**GIVEN DATA:**

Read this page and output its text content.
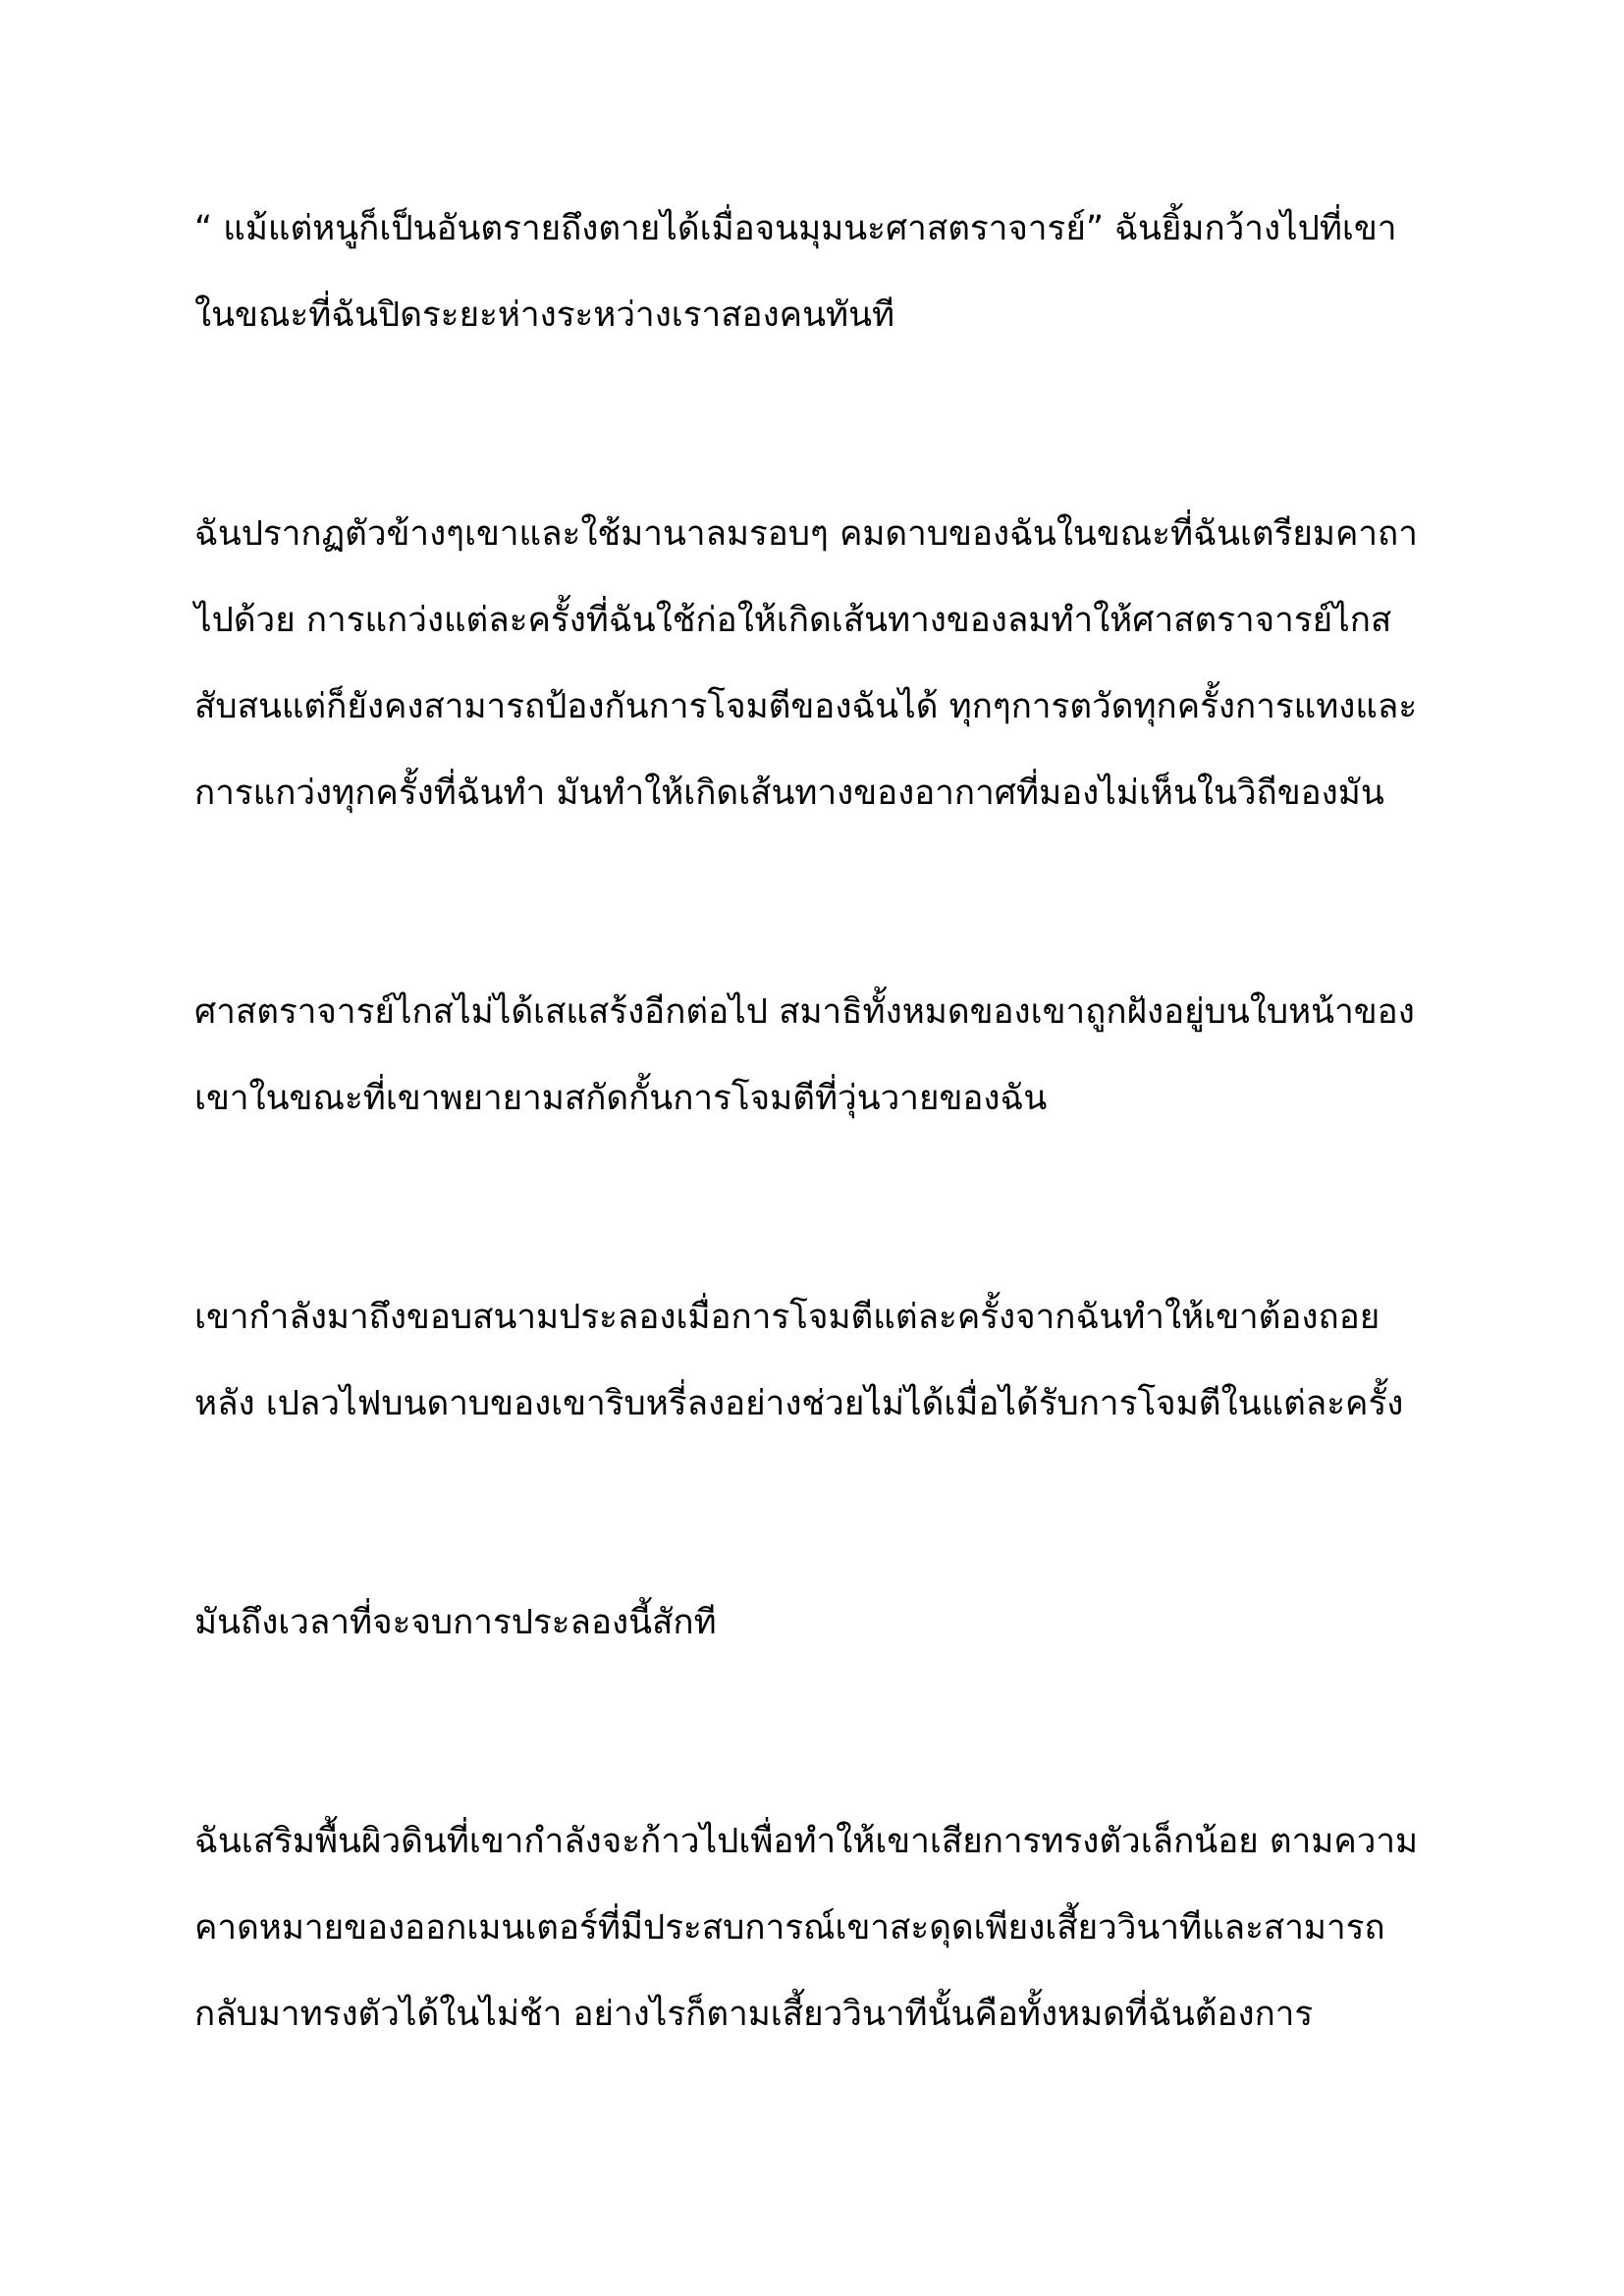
“ แม้แต่หนูก็เป็นอันตรายถึงตายได้เมื่อจนมุมนะศาสตราจารย์” ฉันยิ้มกว้างไปที่เขา
ในขณะที่ฉันปิดระยะห่างระหว่างเราสองคนทันที
ฉันปรากฏตัวข้างๆเขาและใช้มานาลมรอบๆ คมดาบของฉันในขณะที่ฉันเตรียมคาถา
ไปด้วย การแกว่งแต่ละครั้งที่ฉันใช้ก่อให้เกิดเส้นทางของลมทำให้ศาสตราจารย์ไกส
สับสนแต่ก็ยังคงสามารถป้องกันการโจมตีของฉันได้ ทุกๆการตวัดทุกครั้งการแทงและ
การแกว่งทุกครั้งที่ฉันทำ มันทำให้เกิดเส้นทางของอากาศที่มองไม่เห็นในวิถีของมัน
ศาสตราจารย์ไกสไม่ได้เสแสร้งอีกต่อไป สมาธิทั้งหมดของเขาถูกฝังอยู่บนใบหน้าของ
เขาในขณะที่เขาพยายามสกัดกั้นการโจมตีที่วุ่นวายของฉัน
เขากำลังมาถึงขอบสนามประลองเมื่อการโจมตีแต่ละครั้งจากฉันทำให้เขาต้องถอย
หลัง เปลวไฟบนดาบของเขาริบหรี่ลงอย่างช่วยไม่ได้เมื่อได้รับการโจมตีในแต่ละครั้ง
มันถึงเวลาที่จะจบการประลองนี้สักที
ฉันเสริมพื้นผิวดินที่เขากำลังจะก้าวไปเพื่อทำให้เขาเสียการทรงตัวเล็กน้อย ตามความ
คาดหมายของออกเมนเตอร์ที่มีประสบการณ์เขาสะดุดเพียงเสี้ยววินาทีและสามารถ
กลับมาทรงตัวได้ในไม่ช้า อย่างไรก็ตามเสี้ยววินาทีนั้นคือทั้งหมดที่ฉันต้องการ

**REQUIREMENTS:** Which lines contain the word "นการโจมต"? Copy each of them.

**REPLY:**
สับสนแต่ก็ยังคงสามารถป้องกันการโจมตีของฉันได้ ทุกๆการตวัดทุกครั้งการแทงและ
เขาในขณะที่เขาพยายามสกัดกั้นการโจมตีที่วุ่นวายของฉัน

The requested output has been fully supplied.